* _WRITTEN EXERCISE_: Reproduce every entry that follows word for word, but omit the images.

* _EXTRACTED DATA_:
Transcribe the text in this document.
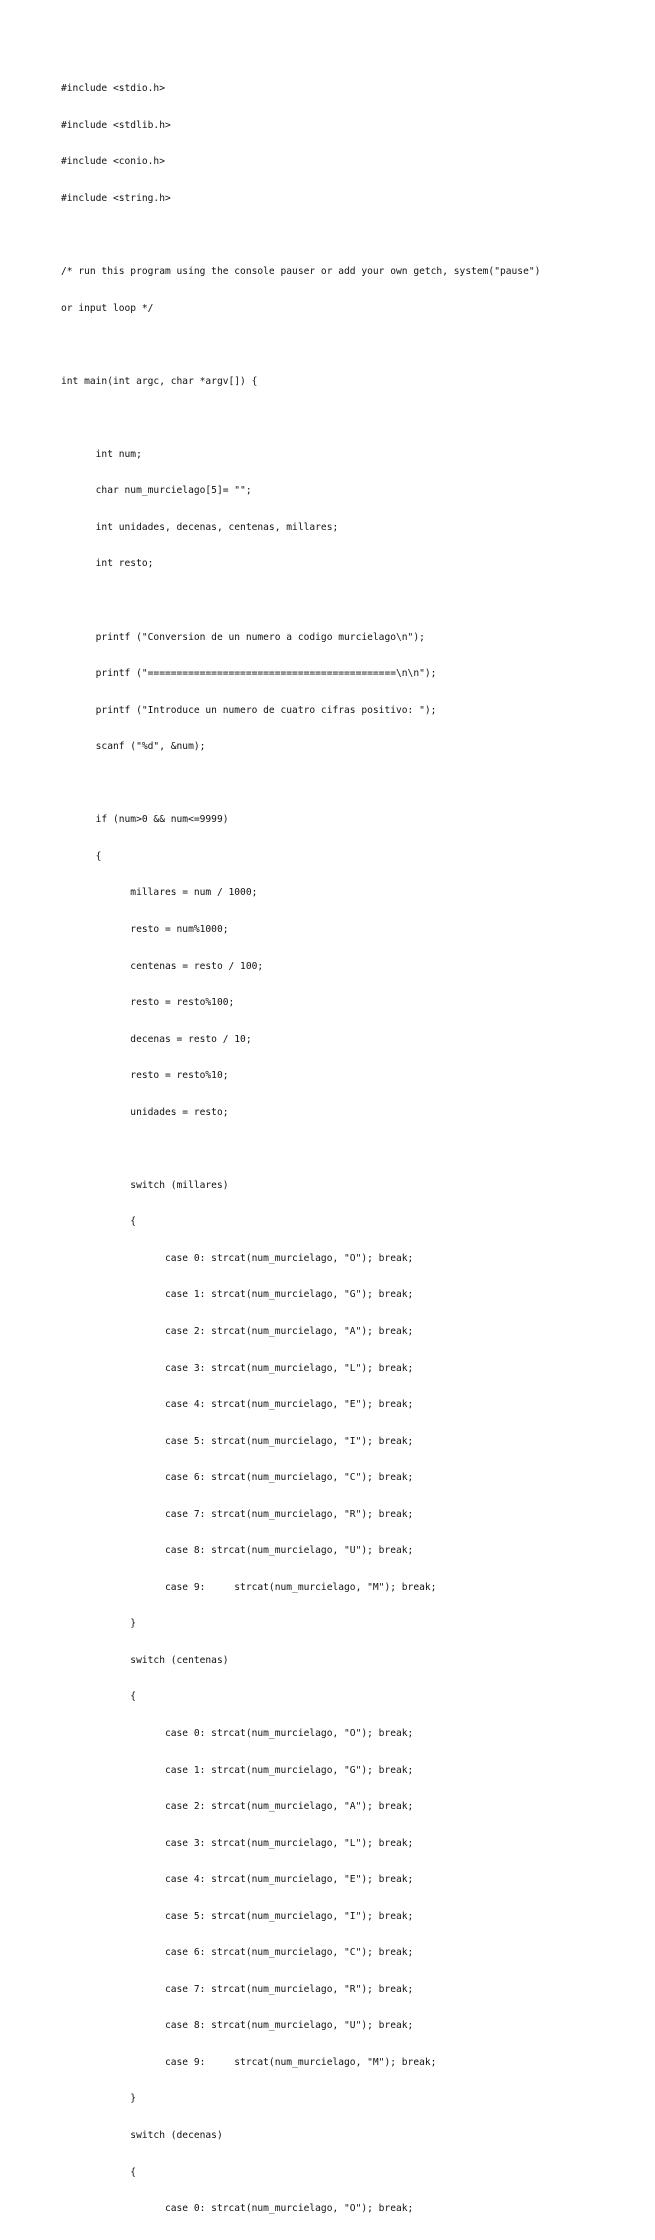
#include <stdio.h>

#include <stdlib.h>

#include <conio.h>

#include <string.h>

/* run this program using the console pauser or add your own getch, system("pause")

or input loop */

int main(int argc, char *argv[]) {

int num;

char num_murcielago[5]= "";

int unidades, decenas, centenas, millares;

int resto;

printf ("Conversion de un numero a codigo murcielago\n");

printf ("===========================================\n\n");

printf ("Introduce un numero de cuatro cifras positivo: ");

scanf ("%d", &num);

if (num>0 && num<=9999)

{

millares = num / 1000;

resto = num%1000;

centenas = resto / 100;

resto = resto%100;

decenas = resto / 10;

resto = resto%10;

unidades = resto;

switch (millares)

{

case 0: strcat(num_murcielago, "O"); break;

case 1: strcat(num_murcielago, "G"); break;

case 2: strcat(num_murcielago, "A"); break;

case 3: strcat(num_murcielago, "L"); break;

case 4: strcat(num_murcielago, "E"); break;

case 5: strcat(num_murcielago, "I"); break;

case 6: strcat(num_murcielago, "C"); break;

case 7: strcat(num_murcielago, "R"); break;

case 8: strcat(num_murcielago, "U"); break;

case 9:     strcat(num_murcielago, "M"); break;

}

switch (centenas)

{

case 0: strcat(num_murcielago, "O"); break;

case 1: strcat(num_murcielago, "G"); break;

case 2: strcat(num_murcielago, "A"); break;

case 3: strcat(num_murcielago, "L"); break;

case 4: strcat(num_murcielago, "E"); break;

case 5: strcat(num_murcielago, "I"); break;

case 6: strcat(num_murcielago, "C"); break;

case 7: strcat(num_murcielago, "R"); break;

case 8: strcat(num_murcielago, "U"); break;

case 9:     strcat(num_murcielago, "M"); break;

}

switch (decenas)

{

case 0: strcat(num_murcielago, "O"); break;
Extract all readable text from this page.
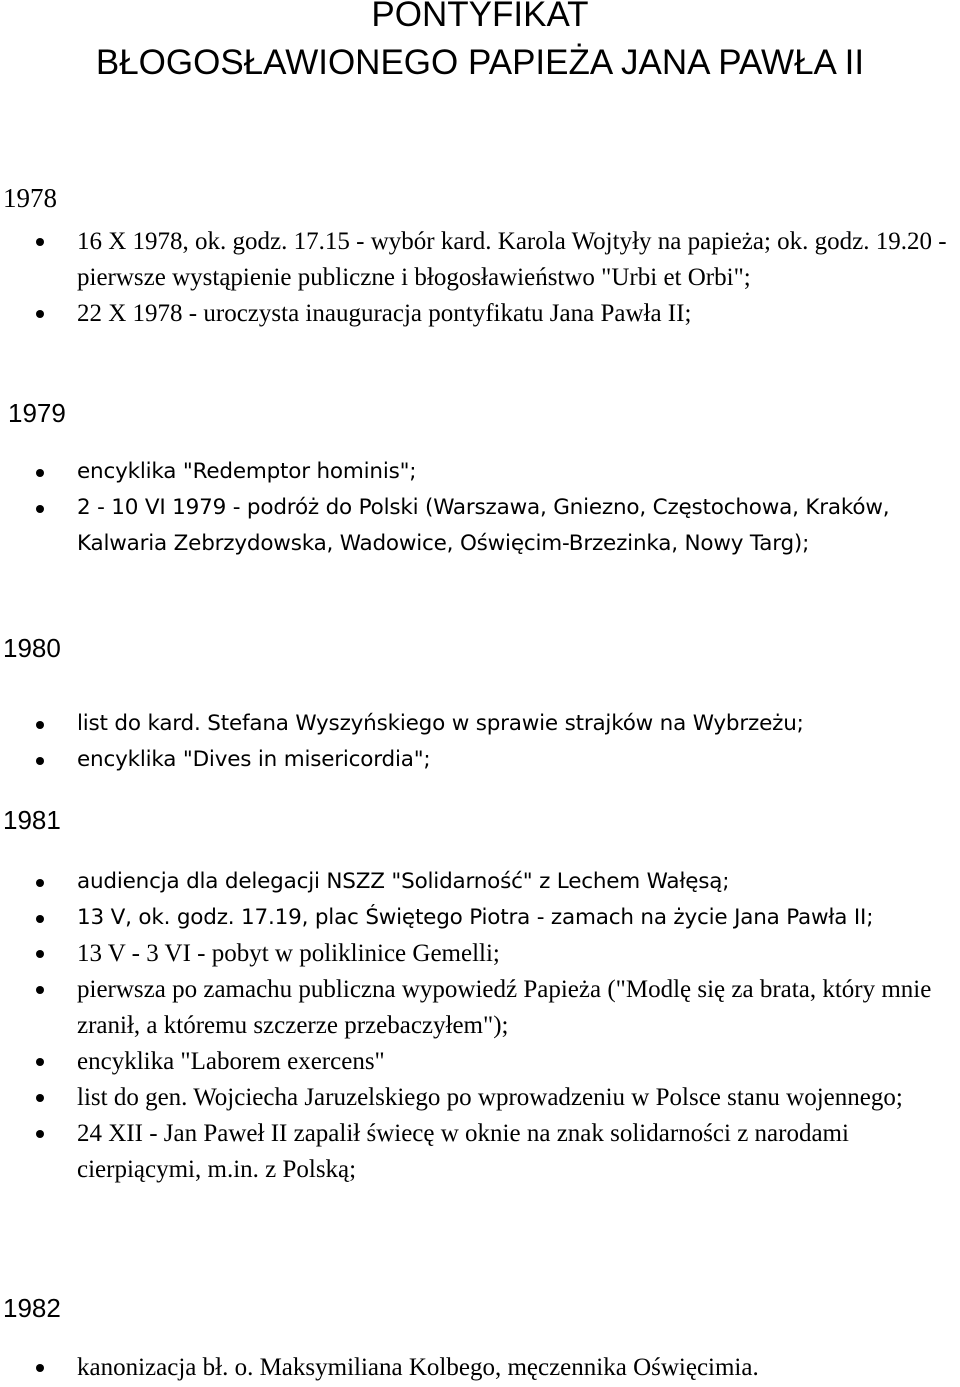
PONTYFIKAT
BŁOGOSŁAWIONEGO PAPIEŻA JANA PAWŁA II
1978
16 X 1978, ok. godz. 17.15 - wybór kard. Karola Wojtyły na papieża; ok. godz. 19.20 - pierwsze wystąpienie publiczne i błogosławieństwo "Urbi et Orbi";
22 X 1978 - uroczysta inauguracja pontyfikatu Jana Pawła II;
1979
encyklika "Redemptor hominis";
2 - 10 VI 1979 - podróż do Polski (Warszawa, Gniezno, Częstochowa, Kraków, Kalwaria Zebrzydowska, Wadowice, Oświęcim-Brzezinka, Nowy Targ);
1980
list do kard. Stefana Wyszyńskiego w sprawie strajków na Wybrzeżu;
encyklika "Dives in misericordia";
1981
audiencja dla delegacji NSZZ "Solidarność" z Lechem Wałęsą;
13 V, ok. godz. 17.19, plac Świętego Piotra - zamach na życie Jana Pawła II;
13 V - 3 VI - pobyt w poliklinice Gemelli;
pierwsza po zamachu publiczna wypowiedź Papieża ("Modlę się za brata, który mnie zranił, a któremu szczerze przebaczyłem");
encyklika "Laborem exercens"
list do gen. Wojciecha Jaruzelskiego po wprowadzeniu w Polsce stanu wojennego;
24 XII - Jan Paweł II zapalił świecę w oknie na znak solidarności z narodami cierpiącymi, m.in. z Polską;
1982
kanonizacja bł. o. Maksymiliana Kolbego, męczennika Oświęcimia.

* _SOLUTION TO THIS EXERCISE_:
Transcribe the text in this document.
#include <stdio.h>

#include <stdlib.h>

#include <conio.h>

#include <string.h>

/* run this program using the console pauser or add your own getch, system("pause")

or input loop */

int main(int argc, char *argv[]) {

int num;

char num_murcielago[5]= "";

int unidades, decenas, centenas, millares;

int resto;

printf ("Conversion de un numero a codigo murcielago\n");

printf ("===========================================\n\n");

printf ("Introduce un numero de cuatro cifras positivo: ");

scanf ("%d", &num);

if (num>0 && num<=9999)

{

millares = num / 1000;

resto = num%1000;

centenas = resto / 100;

resto = resto%100;

decenas = resto / 10;

resto = resto%10;

unidades = resto;

switch (millares)

{

case 0: strcat(num_murcielago, "O"); break;

case 1: strcat(num_murcielago, "G"); break;

case 2: strcat(num_murcielago, "A"); break;

case 3: strcat(num_murcielago, "L"); break;

case 4: strcat(num_murcielago, "E"); break;

case 5: strcat(num_murcielago, "I"); break;

case 6: strcat(num_murcielago, "C"); break;

case 7: strcat(num_murcielago, "R"); break;

case 8: strcat(num_murcielago, "U"); break;

case 9:     strcat(num_murcielago, "M"); break;

}

switch (centenas)

{

case 0: strcat(num_murcielago, "O"); break;

case 1: strcat(num_murcielago, "G"); break;

case 2: strcat(num_murcielago, "A"); break;

case 3: strcat(num_murcielago, "L"); break;

case 4: strcat(num_murcielago, "E"); break;

case 5: strcat(num_murcielago, "I"); break;

case 6: strcat(num_murcielago, "C"); break;

case 7: strcat(num_murcielago, "R"); break;

case 8: strcat(num_murcielago, "U"); break;

case 9:     strcat(num_murcielago, "M"); break;

}

switch (decenas)

{

case 0: strcat(num_murcielago, "O"); break;
Extract all readable text from this page.
PONTYFIKAT
BŁOGOSŁAWIONEGO PAPIEŻA JANA PAWŁA II
1978
16 X 1978, ok. godz. 17.15 - wybór kard. Karola Wojtyły na papieża; ok. godz. 19.20 - pierwsze wystąpienie publiczne i błogosławieństwo "Urbi et Orbi";
22 X 1978 - uroczysta inauguracja pontyfikatu Jana Pawła II;
1979
encyklika "Redemptor hominis";
2 - 10 VI 1979 - podróż do Polski (Warszawa, Gniezno, Częstochowa, Kraków, Kalwaria Zebrzydowska, Wadowice, Oświęcim-Brzezinka, Nowy Targ);
1980
list do kard. Stefana Wyszyńskiego w sprawie strajków na Wybrzeżu;
encyklika "Dives in misericordia";
1981
audiencja dla delegacji NSZZ "Solidarność" z Lechem Wałęsą;
13 V, ok. godz. 17.19, plac Świętego Piotra - zamach na życie Jana Pawła II;
13 V - 3 VI - pobyt w poliklinice Gemelli;
pierwsza po zamachu publiczna wypowiedź Papieża ("Modlę się za brata, który mnie zranił, a któremu szczerze przebaczyłem");
encyklika "Laborem exercens"
list do gen. Wojciecha Jaruzelskiego po wprowadzeniu w Polsce stanu wojennego;
24 XII - Jan Paweł II zapalił świecę w oknie na znak solidarności z narodami cierpiącymi, m.in. z Polską;
1982
kanonizacja bł. o. Maksymiliana Kolbego, męczennika Oświęcimia.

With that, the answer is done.